#### To be done:
Copy out all of the material, matching it word for word.

#### Material for the task:
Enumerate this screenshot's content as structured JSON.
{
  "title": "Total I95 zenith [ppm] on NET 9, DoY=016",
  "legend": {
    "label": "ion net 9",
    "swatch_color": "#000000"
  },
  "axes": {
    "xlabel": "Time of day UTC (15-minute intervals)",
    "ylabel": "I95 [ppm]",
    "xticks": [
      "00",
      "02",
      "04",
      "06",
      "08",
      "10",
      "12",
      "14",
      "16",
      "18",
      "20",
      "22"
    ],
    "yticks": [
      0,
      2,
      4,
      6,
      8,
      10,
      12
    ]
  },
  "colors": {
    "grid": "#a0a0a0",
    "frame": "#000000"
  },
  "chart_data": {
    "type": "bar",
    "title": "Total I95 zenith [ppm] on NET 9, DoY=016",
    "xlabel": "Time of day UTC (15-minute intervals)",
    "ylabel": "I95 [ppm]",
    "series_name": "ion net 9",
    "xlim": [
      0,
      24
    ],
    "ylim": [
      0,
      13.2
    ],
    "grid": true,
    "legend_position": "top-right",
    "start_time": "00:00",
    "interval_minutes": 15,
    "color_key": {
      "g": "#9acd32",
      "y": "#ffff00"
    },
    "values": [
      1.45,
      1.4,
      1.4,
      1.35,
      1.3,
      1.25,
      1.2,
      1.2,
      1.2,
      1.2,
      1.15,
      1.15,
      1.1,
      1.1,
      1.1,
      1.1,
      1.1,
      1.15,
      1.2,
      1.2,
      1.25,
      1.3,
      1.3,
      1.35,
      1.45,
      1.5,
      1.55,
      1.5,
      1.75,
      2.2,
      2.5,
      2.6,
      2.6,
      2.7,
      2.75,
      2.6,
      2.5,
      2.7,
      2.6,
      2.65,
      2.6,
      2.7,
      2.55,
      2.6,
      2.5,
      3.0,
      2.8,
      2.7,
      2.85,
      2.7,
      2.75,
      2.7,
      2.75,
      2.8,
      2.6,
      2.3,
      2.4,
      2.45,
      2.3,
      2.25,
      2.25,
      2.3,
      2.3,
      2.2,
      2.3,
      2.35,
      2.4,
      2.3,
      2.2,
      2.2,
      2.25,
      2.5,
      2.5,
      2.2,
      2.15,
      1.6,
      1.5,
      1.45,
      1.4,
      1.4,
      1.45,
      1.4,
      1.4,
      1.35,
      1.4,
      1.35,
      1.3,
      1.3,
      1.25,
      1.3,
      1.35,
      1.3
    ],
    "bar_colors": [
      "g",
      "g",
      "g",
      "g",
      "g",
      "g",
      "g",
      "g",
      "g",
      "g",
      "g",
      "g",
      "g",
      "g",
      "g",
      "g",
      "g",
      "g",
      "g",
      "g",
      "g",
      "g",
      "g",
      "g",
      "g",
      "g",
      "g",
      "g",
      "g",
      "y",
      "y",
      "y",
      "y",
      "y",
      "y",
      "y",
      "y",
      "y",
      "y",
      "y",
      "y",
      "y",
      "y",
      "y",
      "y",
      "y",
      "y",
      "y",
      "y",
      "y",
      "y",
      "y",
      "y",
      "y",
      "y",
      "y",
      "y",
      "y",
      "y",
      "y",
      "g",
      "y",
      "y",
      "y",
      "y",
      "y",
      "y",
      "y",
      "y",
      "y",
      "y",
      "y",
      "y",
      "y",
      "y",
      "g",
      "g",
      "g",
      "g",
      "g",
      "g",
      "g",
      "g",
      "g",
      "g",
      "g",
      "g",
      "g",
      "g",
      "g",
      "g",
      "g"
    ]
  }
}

#### Exercise solution:
Enumerate this screenshot's content as structured JSON.
{
  "title": "Total I95 zenith [ppm] on NET 9, DoY=016",
  "legend": {
    "label": "ion net 9",
    "swatch_color": "#000000"
  },
  "axes": {
    "xlabel": "Time of day UTC (15-minute intervals)",
    "ylabel": "I95 [ppm]",
    "xticks": [
      "00",
      "02",
      "04",
      "06",
      "08",
      "10",
      "12",
      "14",
      "16",
      "18",
      "20",
      "22"
    ],
    "yticks": [
      0,
      2,
      4,
      6,
      8,
      10,
      12
    ]
  },
  "colors": {
    "grid": "#a0a0a0",
    "frame": "#000000"
  },
  "chart_data": {
    "type": "bar",
    "title": "Total I95 zenith [ppm] on NET 9, DoY=016",
    "xlabel": "Time of day UTC (15-minute intervals)",
    "ylabel": "I95 [ppm]",
    "series_name": "ion net 9",
    "xlim": [
      0,
      24
    ],
    "ylim": [
      0,
      13.2
    ],
    "grid": true,
    "legend_position": "top-right",
    "start_time": "00:00",
    "interval_minutes": 15,
    "color_key": {
      "g": "#9acd32",
      "y": "#ffff00"
    },
    "values": [
      1.45,
      1.4,
      1.4,
      1.35,
      1.3,
      1.25,
      1.2,
      1.2,
      1.2,
      1.2,
      1.15,
      1.15,
      1.1,
      1.1,
      1.1,
      1.1,
      1.1,
      1.15,
      1.2,
      1.2,
      1.25,
      1.3,
      1.3,
      1.35,
      1.45,
      1.5,
      1.55,
      1.5,
      1.75,
      2.2,
      2.5,
      2.6,
      2.6,
      2.7,
      2.75,
      2.6,
      2.5,
      2.7,
      2.6,
      2.65,
      2.6,
      2.7,
      2.55,
      2.6,
      2.5,
      3.0,
      2.8,
      2.7,
      2.85,
      2.7,
      2.75,
      2.7,
      2.75,
      2.8,
      2.6,
      2.3,
      2.4,
      2.45,
      2.3,
      2.25,
      2.25,
      2.3,
      2.3,
      2.2,
      2.3,
      2.35,
      2.4,
      2.3,
      2.2,
      2.2,
      2.25,
      2.5,
      2.5,
      2.2,
      2.15,
      1.6,
      1.5,
      1.45,
      1.4,
      1.4,
      1.45,
      1.4,
      1.4,
      1.35,
      1.4,
      1.35,
      1.3,
      1.3,
      1.25,
      1.3,
      1.35,
      1.3
    ],
    "bar_colors": [
      "g",
      "g",
      "g",
      "g",
      "g",
      "g",
      "g",
      "g",
      "g",
      "g",
      "g",
      "g",
      "g",
      "g",
      "g",
      "g",
      "g",
      "g",
      "g",
      "g",
      "g",
      "g",
      "g",
      "g",
      "g",
      "g",
      "g",
      "g",
      "g",
      "y",
      "y",
      "y",
      "y",
      "y",
      "y",
      "y",
      "y",
      "y",
      "y",
      "y",
      "y",
      "y",
      "y",
      "y",
      "y",
      "y",
      "y",
      "y",
      "y",
      "y",
      "y",
      "y",
      "y",
      "y",
      "y",
      "y",
      "y",
      "y",
      "y",
      "y",
      "g",
      "y",
      "y",
      "y",
      "y",
      "y",
      "y",
      "y",
      "y",
      "y",
      "y",
      "y",
      "y",
      "y",
      "y",
      "g",
      "g",
      "g",
      "g",
      "g",
      "g",
      "g",
      "g",
      "g",
      "g",
      "g",
      "g",
      "g",
      "g",
      "g",
      "g",
      "g"
    ]
  }
}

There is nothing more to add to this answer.